Pick every line from the data that holds the word "Burned".

....

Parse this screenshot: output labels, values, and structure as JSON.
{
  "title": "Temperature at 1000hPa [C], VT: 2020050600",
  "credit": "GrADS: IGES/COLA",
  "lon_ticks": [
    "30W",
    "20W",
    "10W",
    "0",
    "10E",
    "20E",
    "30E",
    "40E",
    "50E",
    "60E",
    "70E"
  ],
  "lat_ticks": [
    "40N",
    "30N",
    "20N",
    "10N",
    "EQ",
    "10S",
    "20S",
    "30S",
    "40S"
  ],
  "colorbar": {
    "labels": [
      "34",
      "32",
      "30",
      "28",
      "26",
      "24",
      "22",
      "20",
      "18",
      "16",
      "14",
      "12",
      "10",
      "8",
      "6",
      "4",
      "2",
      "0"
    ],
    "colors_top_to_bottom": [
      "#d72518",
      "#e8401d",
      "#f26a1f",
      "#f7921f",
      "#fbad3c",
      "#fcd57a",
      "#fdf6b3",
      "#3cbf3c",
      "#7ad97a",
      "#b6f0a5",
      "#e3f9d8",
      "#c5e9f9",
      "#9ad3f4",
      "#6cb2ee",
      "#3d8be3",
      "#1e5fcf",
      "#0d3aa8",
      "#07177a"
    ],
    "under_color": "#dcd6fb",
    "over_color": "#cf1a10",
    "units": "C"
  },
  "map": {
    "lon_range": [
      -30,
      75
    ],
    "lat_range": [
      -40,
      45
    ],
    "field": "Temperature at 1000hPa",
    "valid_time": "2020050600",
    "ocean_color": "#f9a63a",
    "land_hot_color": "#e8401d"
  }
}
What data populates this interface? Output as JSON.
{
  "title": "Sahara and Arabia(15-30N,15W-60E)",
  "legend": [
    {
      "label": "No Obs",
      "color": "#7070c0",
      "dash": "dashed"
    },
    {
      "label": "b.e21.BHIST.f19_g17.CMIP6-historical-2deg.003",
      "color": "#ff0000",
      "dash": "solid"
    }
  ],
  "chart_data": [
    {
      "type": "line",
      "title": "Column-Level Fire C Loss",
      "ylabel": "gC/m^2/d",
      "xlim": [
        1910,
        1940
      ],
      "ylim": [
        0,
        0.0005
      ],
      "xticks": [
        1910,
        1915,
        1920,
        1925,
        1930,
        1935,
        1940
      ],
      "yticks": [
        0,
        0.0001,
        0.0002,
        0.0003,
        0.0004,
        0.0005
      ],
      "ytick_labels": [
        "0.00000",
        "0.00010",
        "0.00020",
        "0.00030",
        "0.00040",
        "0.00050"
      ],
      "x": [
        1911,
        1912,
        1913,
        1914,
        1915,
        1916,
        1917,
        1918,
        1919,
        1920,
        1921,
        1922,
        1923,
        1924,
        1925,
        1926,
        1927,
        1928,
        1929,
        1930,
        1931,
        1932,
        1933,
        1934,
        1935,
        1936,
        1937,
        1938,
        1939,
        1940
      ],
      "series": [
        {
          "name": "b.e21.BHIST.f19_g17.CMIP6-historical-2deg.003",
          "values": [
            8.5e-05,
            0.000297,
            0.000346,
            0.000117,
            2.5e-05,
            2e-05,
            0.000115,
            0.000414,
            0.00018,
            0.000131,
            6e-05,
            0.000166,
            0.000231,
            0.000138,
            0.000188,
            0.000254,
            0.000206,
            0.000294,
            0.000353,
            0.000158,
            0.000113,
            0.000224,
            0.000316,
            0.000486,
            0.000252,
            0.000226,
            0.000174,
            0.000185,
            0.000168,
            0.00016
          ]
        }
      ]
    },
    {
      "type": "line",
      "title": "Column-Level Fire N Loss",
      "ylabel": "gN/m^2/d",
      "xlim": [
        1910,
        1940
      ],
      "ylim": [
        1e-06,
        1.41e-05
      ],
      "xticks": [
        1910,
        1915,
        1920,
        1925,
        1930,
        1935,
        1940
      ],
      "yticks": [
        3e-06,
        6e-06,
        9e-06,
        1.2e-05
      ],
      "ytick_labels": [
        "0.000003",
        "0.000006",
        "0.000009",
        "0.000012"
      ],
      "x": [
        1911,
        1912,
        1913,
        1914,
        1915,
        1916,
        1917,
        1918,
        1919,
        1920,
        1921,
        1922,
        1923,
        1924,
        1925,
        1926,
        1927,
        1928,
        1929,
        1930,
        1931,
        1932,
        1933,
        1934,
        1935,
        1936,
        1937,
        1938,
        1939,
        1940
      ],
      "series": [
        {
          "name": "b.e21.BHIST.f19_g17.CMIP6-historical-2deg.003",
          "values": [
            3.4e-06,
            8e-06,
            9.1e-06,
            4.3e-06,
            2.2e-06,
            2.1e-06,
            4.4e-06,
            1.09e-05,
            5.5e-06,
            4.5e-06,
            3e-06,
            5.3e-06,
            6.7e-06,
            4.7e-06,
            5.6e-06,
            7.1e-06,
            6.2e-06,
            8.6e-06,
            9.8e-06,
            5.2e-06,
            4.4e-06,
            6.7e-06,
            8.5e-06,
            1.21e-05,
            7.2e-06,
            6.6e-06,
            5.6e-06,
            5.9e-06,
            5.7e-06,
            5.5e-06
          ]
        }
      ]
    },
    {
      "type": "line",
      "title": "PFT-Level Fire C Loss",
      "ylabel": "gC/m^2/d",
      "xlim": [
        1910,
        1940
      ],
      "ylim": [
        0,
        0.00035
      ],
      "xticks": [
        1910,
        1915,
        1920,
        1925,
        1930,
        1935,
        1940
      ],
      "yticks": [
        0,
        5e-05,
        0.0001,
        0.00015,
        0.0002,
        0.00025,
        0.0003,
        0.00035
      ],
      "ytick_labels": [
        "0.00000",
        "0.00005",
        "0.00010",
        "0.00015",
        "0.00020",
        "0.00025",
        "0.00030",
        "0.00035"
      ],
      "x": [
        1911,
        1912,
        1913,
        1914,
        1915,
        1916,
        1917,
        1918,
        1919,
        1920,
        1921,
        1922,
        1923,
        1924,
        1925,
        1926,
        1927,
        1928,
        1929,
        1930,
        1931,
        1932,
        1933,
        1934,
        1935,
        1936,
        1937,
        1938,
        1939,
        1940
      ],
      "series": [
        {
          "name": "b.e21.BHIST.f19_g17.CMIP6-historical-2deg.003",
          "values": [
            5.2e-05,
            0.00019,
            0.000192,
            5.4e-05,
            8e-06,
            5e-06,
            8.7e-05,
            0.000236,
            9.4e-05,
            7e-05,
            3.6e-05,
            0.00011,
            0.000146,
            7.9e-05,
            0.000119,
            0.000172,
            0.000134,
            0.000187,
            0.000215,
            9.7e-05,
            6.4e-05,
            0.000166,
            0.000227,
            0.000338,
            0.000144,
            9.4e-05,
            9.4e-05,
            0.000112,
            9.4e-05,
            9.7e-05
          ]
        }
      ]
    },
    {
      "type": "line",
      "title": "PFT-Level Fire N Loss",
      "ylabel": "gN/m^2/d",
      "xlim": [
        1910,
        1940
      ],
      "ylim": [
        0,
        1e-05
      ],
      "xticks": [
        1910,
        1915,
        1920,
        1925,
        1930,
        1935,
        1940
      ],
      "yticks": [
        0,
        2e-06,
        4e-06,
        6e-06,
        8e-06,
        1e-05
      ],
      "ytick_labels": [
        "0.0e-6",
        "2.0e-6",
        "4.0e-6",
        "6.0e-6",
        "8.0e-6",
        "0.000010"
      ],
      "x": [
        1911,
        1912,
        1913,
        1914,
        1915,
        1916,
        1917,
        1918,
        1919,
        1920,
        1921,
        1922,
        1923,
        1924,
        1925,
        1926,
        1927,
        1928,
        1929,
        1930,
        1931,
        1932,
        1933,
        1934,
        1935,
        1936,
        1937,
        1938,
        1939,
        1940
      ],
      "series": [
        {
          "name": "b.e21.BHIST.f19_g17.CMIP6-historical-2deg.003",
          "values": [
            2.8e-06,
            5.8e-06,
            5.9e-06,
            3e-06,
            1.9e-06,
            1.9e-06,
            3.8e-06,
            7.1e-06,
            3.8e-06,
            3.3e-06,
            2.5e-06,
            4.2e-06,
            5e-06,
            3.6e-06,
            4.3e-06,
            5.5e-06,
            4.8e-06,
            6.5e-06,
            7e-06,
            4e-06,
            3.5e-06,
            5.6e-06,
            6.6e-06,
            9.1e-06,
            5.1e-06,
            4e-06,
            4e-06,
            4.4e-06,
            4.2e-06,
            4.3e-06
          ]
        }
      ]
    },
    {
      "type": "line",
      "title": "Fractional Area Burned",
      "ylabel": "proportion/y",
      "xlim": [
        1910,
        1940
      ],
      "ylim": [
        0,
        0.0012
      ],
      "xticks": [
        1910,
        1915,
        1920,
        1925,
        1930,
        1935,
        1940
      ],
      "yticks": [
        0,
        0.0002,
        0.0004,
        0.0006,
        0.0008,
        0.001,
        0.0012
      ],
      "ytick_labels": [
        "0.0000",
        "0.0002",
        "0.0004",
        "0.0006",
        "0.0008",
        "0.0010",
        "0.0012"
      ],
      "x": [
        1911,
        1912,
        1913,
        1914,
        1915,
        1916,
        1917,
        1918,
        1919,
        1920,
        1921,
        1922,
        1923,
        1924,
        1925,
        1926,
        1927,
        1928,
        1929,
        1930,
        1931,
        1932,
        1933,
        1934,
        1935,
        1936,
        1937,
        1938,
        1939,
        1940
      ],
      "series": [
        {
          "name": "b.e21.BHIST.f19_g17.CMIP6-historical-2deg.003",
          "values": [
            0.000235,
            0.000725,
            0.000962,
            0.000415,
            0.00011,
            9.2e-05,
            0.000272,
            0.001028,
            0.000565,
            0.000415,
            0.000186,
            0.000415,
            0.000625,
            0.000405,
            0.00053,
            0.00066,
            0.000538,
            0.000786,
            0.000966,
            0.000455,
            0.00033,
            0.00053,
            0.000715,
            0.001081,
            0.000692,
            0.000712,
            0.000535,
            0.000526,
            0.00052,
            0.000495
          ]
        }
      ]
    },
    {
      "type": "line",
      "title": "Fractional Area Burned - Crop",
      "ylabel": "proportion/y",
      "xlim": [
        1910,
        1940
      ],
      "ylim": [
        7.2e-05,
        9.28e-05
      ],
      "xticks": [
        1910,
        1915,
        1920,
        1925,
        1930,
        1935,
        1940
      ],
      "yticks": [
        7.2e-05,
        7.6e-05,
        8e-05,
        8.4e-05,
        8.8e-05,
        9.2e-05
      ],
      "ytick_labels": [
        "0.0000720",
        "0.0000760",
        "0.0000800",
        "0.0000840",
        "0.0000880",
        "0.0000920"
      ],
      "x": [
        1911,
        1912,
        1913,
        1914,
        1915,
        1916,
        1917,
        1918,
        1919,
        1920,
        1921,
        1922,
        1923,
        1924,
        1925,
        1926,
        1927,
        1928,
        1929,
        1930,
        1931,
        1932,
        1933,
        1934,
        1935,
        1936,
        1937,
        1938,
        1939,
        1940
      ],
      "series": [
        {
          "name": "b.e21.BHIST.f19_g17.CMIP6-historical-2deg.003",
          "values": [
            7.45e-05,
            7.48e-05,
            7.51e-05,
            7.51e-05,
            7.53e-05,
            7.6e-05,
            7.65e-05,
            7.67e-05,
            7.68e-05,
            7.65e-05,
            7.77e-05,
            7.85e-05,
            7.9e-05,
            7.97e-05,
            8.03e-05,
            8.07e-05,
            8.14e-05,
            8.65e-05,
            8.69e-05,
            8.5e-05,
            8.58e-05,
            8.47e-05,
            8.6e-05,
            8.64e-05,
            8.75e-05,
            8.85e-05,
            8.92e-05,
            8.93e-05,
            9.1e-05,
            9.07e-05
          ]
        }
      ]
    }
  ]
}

....

## Exercise solution
      "title": "Fractional Area Burned",
      "title": "Fractional Area Burned - Crop",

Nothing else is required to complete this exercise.